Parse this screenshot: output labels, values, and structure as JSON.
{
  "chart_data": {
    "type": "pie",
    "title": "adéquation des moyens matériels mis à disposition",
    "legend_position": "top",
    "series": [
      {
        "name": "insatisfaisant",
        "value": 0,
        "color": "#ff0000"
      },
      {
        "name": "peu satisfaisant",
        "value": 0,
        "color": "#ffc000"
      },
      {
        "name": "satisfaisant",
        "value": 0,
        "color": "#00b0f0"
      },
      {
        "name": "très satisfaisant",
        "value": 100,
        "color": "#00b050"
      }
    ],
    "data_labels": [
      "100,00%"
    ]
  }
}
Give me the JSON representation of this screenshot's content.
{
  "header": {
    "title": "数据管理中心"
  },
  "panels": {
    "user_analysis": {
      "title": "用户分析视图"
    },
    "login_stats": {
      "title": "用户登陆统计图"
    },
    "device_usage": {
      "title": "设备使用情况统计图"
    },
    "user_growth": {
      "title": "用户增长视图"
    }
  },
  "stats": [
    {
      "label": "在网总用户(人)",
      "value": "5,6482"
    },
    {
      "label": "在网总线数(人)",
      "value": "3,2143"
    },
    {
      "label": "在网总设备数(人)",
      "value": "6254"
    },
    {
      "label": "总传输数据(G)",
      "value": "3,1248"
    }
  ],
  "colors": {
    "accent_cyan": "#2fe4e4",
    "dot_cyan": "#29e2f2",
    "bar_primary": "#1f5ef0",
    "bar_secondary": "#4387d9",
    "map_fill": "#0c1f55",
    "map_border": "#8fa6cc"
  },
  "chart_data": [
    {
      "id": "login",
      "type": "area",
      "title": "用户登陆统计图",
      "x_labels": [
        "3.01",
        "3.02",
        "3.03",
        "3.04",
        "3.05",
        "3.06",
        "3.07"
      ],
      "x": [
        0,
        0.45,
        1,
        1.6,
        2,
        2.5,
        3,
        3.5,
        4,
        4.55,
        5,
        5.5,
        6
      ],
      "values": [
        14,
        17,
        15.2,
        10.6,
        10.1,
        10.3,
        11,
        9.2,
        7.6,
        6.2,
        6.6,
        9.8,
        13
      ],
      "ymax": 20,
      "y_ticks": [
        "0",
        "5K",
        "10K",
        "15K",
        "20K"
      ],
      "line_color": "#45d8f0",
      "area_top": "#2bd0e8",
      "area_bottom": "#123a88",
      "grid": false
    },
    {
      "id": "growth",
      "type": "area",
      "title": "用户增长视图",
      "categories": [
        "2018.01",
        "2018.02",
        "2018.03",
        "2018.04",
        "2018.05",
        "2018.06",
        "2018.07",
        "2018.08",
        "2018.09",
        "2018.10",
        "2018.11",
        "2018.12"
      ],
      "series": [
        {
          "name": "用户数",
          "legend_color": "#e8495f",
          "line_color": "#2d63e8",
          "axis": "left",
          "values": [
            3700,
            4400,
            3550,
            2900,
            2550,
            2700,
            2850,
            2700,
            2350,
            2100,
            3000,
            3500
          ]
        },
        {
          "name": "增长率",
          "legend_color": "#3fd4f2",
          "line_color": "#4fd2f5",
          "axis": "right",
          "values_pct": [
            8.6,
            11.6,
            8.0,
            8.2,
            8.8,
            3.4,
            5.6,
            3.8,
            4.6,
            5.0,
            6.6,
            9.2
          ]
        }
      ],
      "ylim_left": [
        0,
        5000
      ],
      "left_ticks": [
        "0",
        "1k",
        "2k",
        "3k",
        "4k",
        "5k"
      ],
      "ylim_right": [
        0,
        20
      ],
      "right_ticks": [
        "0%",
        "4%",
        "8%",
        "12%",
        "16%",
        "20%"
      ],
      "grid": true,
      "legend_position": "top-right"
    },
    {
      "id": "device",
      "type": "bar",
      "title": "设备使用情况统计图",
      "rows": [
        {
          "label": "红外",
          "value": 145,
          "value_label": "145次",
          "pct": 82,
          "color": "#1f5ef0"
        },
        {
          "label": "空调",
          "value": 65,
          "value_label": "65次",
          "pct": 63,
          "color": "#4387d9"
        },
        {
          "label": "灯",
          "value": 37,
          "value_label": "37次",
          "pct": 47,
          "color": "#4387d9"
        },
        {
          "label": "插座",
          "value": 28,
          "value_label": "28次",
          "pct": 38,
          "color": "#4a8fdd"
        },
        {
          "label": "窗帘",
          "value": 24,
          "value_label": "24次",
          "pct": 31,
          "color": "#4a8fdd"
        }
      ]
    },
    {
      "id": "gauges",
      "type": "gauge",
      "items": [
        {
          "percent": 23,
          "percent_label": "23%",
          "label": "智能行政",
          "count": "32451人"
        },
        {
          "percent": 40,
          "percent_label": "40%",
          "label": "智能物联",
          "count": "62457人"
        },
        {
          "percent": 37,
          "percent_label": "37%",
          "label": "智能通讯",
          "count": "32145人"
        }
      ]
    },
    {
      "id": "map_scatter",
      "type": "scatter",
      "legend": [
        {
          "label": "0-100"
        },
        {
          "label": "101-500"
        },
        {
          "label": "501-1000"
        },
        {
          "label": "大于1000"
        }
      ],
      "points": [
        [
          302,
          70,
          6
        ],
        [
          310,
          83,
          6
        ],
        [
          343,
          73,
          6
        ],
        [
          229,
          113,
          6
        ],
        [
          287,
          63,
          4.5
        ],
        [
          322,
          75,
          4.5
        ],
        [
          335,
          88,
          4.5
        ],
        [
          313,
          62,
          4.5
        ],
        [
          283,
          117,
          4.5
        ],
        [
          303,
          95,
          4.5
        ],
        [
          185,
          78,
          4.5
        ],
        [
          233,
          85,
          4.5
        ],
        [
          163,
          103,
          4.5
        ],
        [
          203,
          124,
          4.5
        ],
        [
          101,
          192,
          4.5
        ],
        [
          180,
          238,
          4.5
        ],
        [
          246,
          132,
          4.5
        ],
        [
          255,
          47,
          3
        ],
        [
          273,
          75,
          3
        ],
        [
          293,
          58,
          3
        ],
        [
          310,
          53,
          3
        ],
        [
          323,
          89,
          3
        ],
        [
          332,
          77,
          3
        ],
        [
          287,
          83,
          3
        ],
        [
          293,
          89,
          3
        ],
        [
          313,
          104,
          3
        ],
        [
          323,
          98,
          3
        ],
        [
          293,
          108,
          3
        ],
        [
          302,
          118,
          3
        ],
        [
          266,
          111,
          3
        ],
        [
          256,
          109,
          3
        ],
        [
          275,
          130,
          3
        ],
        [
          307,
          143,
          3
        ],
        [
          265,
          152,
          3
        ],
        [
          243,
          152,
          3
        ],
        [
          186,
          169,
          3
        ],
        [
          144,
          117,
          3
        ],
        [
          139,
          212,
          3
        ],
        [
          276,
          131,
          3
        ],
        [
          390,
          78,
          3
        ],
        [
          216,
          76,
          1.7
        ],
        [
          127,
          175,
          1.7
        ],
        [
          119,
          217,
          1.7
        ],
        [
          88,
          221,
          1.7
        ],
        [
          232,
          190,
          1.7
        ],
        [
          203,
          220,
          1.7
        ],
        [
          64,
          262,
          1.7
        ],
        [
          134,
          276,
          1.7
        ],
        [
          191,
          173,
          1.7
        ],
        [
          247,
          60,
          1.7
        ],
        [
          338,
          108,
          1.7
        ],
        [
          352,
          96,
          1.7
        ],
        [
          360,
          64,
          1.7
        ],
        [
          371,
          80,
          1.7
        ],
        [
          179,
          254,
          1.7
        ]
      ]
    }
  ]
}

○ ○ ○ ○ ○

* EXERCISE REQUIREMENTS: All of the records must be retyped exactly as they are.

* WRITTEN ANSWER:
Parse this screenshot: output labels, values, and structure as JSON.
{
  "chart_data": {
    "type": "pie",
    "title": "adéquation des moyens matériels mis à disposition",
    "legend_position": "top",
    "series": [
      {
        "name": "insatisfaisant",
        "value": 0,
        "color": "#ff0000"
      },
      {
        "name": "peu satisfaisant",
        "value": 0,
        "color": "#ffc000"
      },
      {
        "name": "satisfaisant",
        "value": 0,
        "color": "#00b0f0"
      },
      {
        "name": "très satisfaisant",
        "value": 100,
        "color": "#00b050"
      }
    ],
    "data_labels": [
      "100,00%"
    ]
  }
}
Give me the JSON representation of this screenshot's content.
{
  "header": {
    "title": "数据管理中心"
  },
  "panels": {
    "user_analysis": {
      "title": "用户分析视图"
    },
    "login_stats": {
      "title": "用户登陆统计图"
    },
    "device_usage": {
      "title": "设备使用情况统计图"
    },
    "user_growth": {
      "title": "用户增长视图"
    }
  },
  "stats": [
    {
      "label": "在网总用户(人)",
      "value": "5,6482"
    },
    {
      "label": "在网总线数(人)",
      "value": "3,2143"
    },
    {
      "label": "在网总设备数(人)",
      "value": "6254"
    },
    {
      "label": "总传输数据(G)",
      "value": "3,1248"
    }
  ],
  "colors": {
    "accent_cyan": "#2fe4e4",
    "dot_cyan": "#29e2f2",
    "bar_primary": "#1f5ef0",
    "bar_secondary": "#4387d9",
    "map_fill": "#0c1f55",
    "map_border": "#8fa6cc"
  },
  "chart_data": [
    {
      "id": "login",
      "type": "area",
      "title": "用户登陆统计图",
      "x_labels": [
        "3.01",
        "3.02",
        "3.03",
        "3.04",
        "3.05",
        "3.06",
        "3.07"
      ],
      "x": [
        0,
        0.45,
        1,
        1.6,
        2,
        2.5,
        3,
        3.5,
        4,
        4.55,
        5,
        5.5,
        6
      ],
      "values": [
        14,
        17,
        15.2,
        10.6,
        10.1,
        10.3,
        11,
        9.2,
        7.6,
        6.2,
        6.6,
        9.8,
        13
      ],
      "ymax": 20,
      "y_ticks": [
        "0",
        "5K",
        "10K",
        "15K",
        "20K"
      ],
      "line_color": "#45d8f0",
      "area_top": "#2bd0e8",
      "area_bottom": "#123a88",
      "grid": false
    },
    {
      "id": "growth",
      "type": "area",
      "title": "用户增长视图",
      "categories": [
        "2018.01",
        "2018.02",
        "2018.03",
        "2018.04",
        "2018.05",
        "2018.06",
        "2018.07",
        "2018.08",
        "2018.09",
        "2018.10",
        "2018.11",
        "2018.12"
      ],
      "series": [
        {
          "name": "用户数",
          "legend_color": "#e8495f",
          "line_color": "#2d63e8",
          "axis": "left",
          "values": [
            3700,
            4400,
            3550,
            2900,
            2550,
            2700,
            2850,
            2700,
            2350,
            2100,
            3000,
            3500
          ]
        },
        {
          "name": "增长率",
          "legend_color": "#3fd4f2",
          "line_color": "#4fd2f5",
          "axis": "right",
          "values_pct": [
            8.6,
            11.6,
            8.0,
            8.2,
            8.8,
            3.4,
            5.6,
            3.8,
            4.6,
            5.0,
            6.6,
            9.2
          ]
        }
      ],
      "ylim_left": [
        0,
        5000
      ],
      "left_ticks": [
        "0",
        "1k",
        "2k",
        "3k",
        "4k",
        "5k"
      ],
      "ylim_right": [
        0,
        20
      ],
      "right_ticks": [
        "0%",
        "4%",
        "8%",
        "12%",
        "16%",
        "20%"
      ],
      "grid": true,
      "legend_position": "top-right"
    },
    {
      "id": "device",
      "type": "bar",
      "title": "设备使用情况统计图",
      "rows": [
        {
          "label": "红外",
          "value": 145,
          "value_label": "145次",
          "pct": 82,
          "color": "#1f5ef0"
        },
        {
          "label": "空调",
          "value": 65,
          "value_label": "65次",
          "pct": 63,
          "color": "#4387d9"
        },
        {
          "label": "灯",
          "value": 37,
          "value_label": "37次",
          "pct": 47,
          "color": "#4387d9"
        },
        {
          "label": "插座",
          "value": 28,
          "value_label": "28次",
          "pct": 38,
          "color": "#4a8fdd"
        },
        {
          "label": "窗帘",
          "value": 24,
          "value_label": "24次",
          "pct": 31,
          "color": "#4a8fdd"
        }
      ]
    },
    {
      "id": "gauges",
      "type": "gauge",
      "items": [
        {
          "percent": 23,
          "percent_label": "23%",
          "label": "智能行政",
          "count": "32451人"
        },
        {
          "percent": 40,
          "percent_label": "40%",
          "label": "智能物联",
          "count": "62457人"
        },
        {
          "percent": 37,
          "percent_label": "37%",
          "label": "智能通讯",
          "count": "32145人"
        }
      ]
    },
    {
      "id": "map_scatter",
      "type": "scatter",
      "legend": [
        {
          "label": "0-100"
        },
        {
          "label": "101-500"
        },
        {
          "label": "501-1000"
        },
        {
          "label": "大于1000"
        }
      ],
      "points": [
        [
          302,
          70,
          6
        ],
        [
          310,
          83,
          6
        ],
        [
          343,
          73,
          6
        ],
        [
          229,
          113,
          6
        ],
        [
          287,
          63,
          4.5
        ],
        [
          322,
          75,
          4.5
        ],
        [
          335,
          88,
          4.5
        ],
        [
          313,
          62,
          4.5
        ],
        [
          283,
          117,
          4.5
        ],
        [
          303,
          95,
          4.5
        ],
        [
          185,
          78,
          4.5
        ],
        [
          233,
          85,
          4.5
        ],
        [
          163,
          103,
          4.5
        ],
        [
          203,
          124,
          4.5
        ],
        [
          101,
          192,
          4.5
        ],
        [
          180,
          238,
          4.5
        ],
        [
          246,
          132,
          4.5
        ],
        [
          255,
          47,
          3
        ],
        [
          273,
          75,
          3
        ],
        [
          293,
          58,
          3
        ],
        [
          310,
          53,
          3
        ],
        [
          323,
          89,
          3
        ],
        [
          332,
          77,
          3
        ],
        [
          287,
          83,
          3
        ],
        [
          293,
          89,
          3
        ],
        [
          313,
          104,
          3
        ],
        [
          323,
          98,
          3
        ],
        [
          293,
          108,
          3
        ],
        [
          302,
          118,
          3
        ],
        [
          266,
          111,
          3
        ],
        [
          256,
          109,
          3
        ],
        [
          275,
          130,
          3
        ],
        [
          307,
          143,
          3
        ],
        [
          265,
          152,
          3
        ],
        [
          243,
          152,
          3
        ],
        [
          186,
          169,
          3
        ],
        [
          144,
          117,
          3
        ],
        [
          139,
          212,
          3
        ],
        [
          276,
          131,
          3
        ],
        [
          390,
          78,
          3
        ],
        [
          216,
          76,
          1.7
        ],
        [
          127,
          175,
          1.7
        ],
        [
          119,
          217,
          1.7
        ],
        [
          88,
          221,
          1.7
        ],
        [
          232,
          190,
          1.7
        ],
        [
          203,
          220,
          1.7
        ],
        [
          64,
          262,
          1.7
        ],
        [
          134,
          276,
          1.7
        ],
        [
          191,
          173,
          1.7
        ],
        [
          247,
          60,
          1.7
        ],
        [
          338,
          108,
          1.7
        ],
        [
          352,
          96,
          1.7
        ],
        [
          360,
          64,
          1.7
        ],
        [
          371,
          80,
          1.7
        ],
        [
          179,
          254,
          1.7
        ]
      ]
    }
  ]
}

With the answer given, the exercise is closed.